• _Given request_
Report all lines holding "color".

Data records
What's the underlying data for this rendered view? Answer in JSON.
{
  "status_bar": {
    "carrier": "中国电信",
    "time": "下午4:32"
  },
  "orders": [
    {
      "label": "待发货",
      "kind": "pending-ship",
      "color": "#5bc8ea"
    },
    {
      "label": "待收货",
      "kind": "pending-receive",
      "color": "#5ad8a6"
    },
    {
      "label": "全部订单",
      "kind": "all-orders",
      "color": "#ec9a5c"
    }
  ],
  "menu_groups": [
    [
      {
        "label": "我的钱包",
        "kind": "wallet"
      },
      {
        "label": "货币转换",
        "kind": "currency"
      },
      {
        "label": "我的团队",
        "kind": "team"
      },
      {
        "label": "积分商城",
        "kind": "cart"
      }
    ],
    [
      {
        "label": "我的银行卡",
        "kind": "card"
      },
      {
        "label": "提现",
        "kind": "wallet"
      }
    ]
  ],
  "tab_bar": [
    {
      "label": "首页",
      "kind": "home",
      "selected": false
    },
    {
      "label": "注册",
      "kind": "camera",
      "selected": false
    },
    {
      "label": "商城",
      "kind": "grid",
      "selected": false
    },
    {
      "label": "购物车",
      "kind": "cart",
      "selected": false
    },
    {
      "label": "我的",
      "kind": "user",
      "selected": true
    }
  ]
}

• _Solution_
      "color": "#5bc8ea"
      "color": "#5ad8a6"
      "color": "#ec9a5c"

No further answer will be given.